To unify RPNs with Fast R-CNN [2] object detection networks, we propose a training scheme that alternates between fine-tuning for the region proposal task and then fine-tuning for object detection, while keeping the proposals fixed. This scheme converges quickly and produces a unified network with convolutional features that are shared between both tasks.

为了将RPN与Fast R-CNN 2]目标检测网络相结合,我们提出了一种训练方案,在微调区域提议任务和微调目标检测之间进行交替,同时保持区域提议的固定。该方案快速收敛,并产生两个任务之间共享的具有卷积特征的统一网络。

We comprehensively evaluate our method on the PASCAL VOC detection benchmarks [11] where RPNs with Fast R-CNNs produce detection accuracy better than the strong baseline of Selective Search with Fast R-CNNs. Meanwhile, our method waives nearly all computational burdens of Selective Search at test-time——the effective running time for proposals is just 10 milliseconds. Using the expensive very deep models of [3], our detection method still has a frame rate of 5fps (including all steps) on a GPU, and thus is a practical object detection system in terms of both speed and accuracy.

我们在PASCAL VOC检测基准数据集上[11]综合评估了我们的方法,其中具有Fast R-CNN的RPN产生的检测精度优于使用选择性搜索的Fast R-CNN的强基准。同时,我们的方法在测试时几乎免除了选择性搜索的所有计算负担——区域提议的有效运行时间仅为10毫秒。使用[3]的昂贵的非常深的模型,我们的检测方法在GPU上仍然具有5fps的帧率(包括所有步骤),因此在速度和准确性方面是实用的目标检测系统。

A preliminary version of this manuscript was published previously [10]. Since then, the frameworks of RPN and Faster R-CNN have been adopted and generalized to other methods, such as 3D object detection [13], part-based detection [14], instance segmentation [15], and image captioning [16]. Our fast and effective object detection system has also been built in commercial systems such as at Pinterests [17], with user engagement improvements reported.

▶ [RAW RECORDS]:
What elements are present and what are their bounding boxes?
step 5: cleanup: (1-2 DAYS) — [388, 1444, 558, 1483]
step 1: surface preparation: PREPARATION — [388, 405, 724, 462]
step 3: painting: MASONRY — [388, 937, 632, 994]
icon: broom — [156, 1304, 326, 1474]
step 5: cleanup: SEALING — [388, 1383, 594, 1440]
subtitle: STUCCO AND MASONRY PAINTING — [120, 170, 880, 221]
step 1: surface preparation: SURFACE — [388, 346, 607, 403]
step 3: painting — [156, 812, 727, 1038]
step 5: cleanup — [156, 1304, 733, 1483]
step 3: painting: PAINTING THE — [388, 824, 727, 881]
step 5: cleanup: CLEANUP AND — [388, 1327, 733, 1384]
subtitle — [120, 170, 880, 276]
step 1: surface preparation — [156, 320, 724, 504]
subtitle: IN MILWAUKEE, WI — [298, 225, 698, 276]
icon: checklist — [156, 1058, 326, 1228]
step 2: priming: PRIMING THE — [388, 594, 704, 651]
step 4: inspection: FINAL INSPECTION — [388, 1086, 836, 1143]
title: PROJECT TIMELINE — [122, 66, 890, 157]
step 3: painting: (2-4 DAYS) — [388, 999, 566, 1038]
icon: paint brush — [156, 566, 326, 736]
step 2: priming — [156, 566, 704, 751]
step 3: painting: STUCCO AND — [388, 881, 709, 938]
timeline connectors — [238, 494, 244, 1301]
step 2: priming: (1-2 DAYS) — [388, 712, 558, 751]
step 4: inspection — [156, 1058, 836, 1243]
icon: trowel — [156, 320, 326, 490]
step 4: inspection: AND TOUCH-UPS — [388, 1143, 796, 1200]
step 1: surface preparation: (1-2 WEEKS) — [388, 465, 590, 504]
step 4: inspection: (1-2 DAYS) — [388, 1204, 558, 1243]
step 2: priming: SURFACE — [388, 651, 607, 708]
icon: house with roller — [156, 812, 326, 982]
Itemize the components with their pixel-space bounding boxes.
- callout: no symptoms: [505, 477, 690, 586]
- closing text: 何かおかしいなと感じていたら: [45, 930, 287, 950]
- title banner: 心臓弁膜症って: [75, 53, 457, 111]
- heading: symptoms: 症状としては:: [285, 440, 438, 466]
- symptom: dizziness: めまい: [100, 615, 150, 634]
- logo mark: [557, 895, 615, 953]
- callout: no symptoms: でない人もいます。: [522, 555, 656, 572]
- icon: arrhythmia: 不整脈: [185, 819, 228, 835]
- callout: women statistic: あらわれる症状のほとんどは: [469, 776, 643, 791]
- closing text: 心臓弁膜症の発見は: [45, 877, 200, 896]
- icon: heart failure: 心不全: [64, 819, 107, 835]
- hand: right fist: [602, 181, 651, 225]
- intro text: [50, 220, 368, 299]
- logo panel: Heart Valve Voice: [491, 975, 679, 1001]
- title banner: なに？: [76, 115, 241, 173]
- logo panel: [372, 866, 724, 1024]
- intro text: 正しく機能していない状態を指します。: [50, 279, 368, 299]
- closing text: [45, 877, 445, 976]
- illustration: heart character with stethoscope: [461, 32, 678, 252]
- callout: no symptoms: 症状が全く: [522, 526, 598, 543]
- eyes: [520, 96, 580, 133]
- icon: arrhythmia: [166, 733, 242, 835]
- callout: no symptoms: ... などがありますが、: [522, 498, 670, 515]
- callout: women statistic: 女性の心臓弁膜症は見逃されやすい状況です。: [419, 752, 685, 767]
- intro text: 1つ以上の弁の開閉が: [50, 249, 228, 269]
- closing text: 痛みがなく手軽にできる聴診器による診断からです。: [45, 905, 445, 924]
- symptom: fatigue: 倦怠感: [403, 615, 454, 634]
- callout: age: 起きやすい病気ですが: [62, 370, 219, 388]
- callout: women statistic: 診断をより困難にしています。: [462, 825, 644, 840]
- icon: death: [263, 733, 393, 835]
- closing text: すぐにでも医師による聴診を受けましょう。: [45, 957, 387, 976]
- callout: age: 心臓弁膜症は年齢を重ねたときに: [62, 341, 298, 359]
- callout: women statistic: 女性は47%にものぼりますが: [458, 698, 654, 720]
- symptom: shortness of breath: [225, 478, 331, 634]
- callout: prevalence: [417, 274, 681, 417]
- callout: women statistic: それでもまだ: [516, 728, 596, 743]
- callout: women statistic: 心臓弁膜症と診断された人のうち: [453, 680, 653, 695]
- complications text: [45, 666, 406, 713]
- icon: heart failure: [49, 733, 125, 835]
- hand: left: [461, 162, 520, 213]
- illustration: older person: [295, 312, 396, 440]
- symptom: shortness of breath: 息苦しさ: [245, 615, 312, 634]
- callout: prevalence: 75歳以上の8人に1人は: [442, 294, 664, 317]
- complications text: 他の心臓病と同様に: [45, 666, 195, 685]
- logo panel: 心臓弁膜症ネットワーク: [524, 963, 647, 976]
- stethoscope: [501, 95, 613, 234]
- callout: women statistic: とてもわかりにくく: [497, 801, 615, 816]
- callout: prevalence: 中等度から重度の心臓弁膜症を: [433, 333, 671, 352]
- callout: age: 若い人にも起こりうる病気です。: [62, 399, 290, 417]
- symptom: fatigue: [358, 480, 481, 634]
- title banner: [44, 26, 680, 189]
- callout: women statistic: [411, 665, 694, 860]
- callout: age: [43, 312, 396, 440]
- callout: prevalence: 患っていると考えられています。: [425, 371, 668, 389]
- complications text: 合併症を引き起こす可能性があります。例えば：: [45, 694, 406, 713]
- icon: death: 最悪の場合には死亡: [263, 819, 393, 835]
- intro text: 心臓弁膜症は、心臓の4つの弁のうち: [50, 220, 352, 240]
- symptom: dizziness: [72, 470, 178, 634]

▶ [TASKS TO COMPLETE]:
1) From the Faster R-CNN text, list the other methods that the RPN and Faster R-CNN frameworks have been adopted and generalized to.
2) Copy out the rows starting at the first row and ending at the row that contains "step 3: painting: PAINTING", both included.

▶ [EXERCISE ANSWERS]:
1)
- 3D object detection
- part-based detection
- instance segmentation
- image captioning

2)
What elements are present and what are their bounding boxes?
step 5: cleanup: (1-2 DAYS) — [388, 1444, 558, 1483]
step 1: surface preparation: PREPARATION — [388, 405, 724, 462]
step 3: painting: MASONRY — [388, 937, 632, 994]
icon: broom — [156, 1304, 326, 1474]
step 5: cleanup: SEALING — [388, 1383, 594, 1440]
subtitle: STUCCO AND MASONRY PAINTING — [120, 170, 880, 221]
step 1: surface preparation: SURFACE — [388, 346, 607, 403]
step 3: painting — [156, 812, 727, 1038]
step 5: cleanup — [156, 1304, 733, 1483]
step 3: painting: PAINTING THE — [388, 824, 727, 881]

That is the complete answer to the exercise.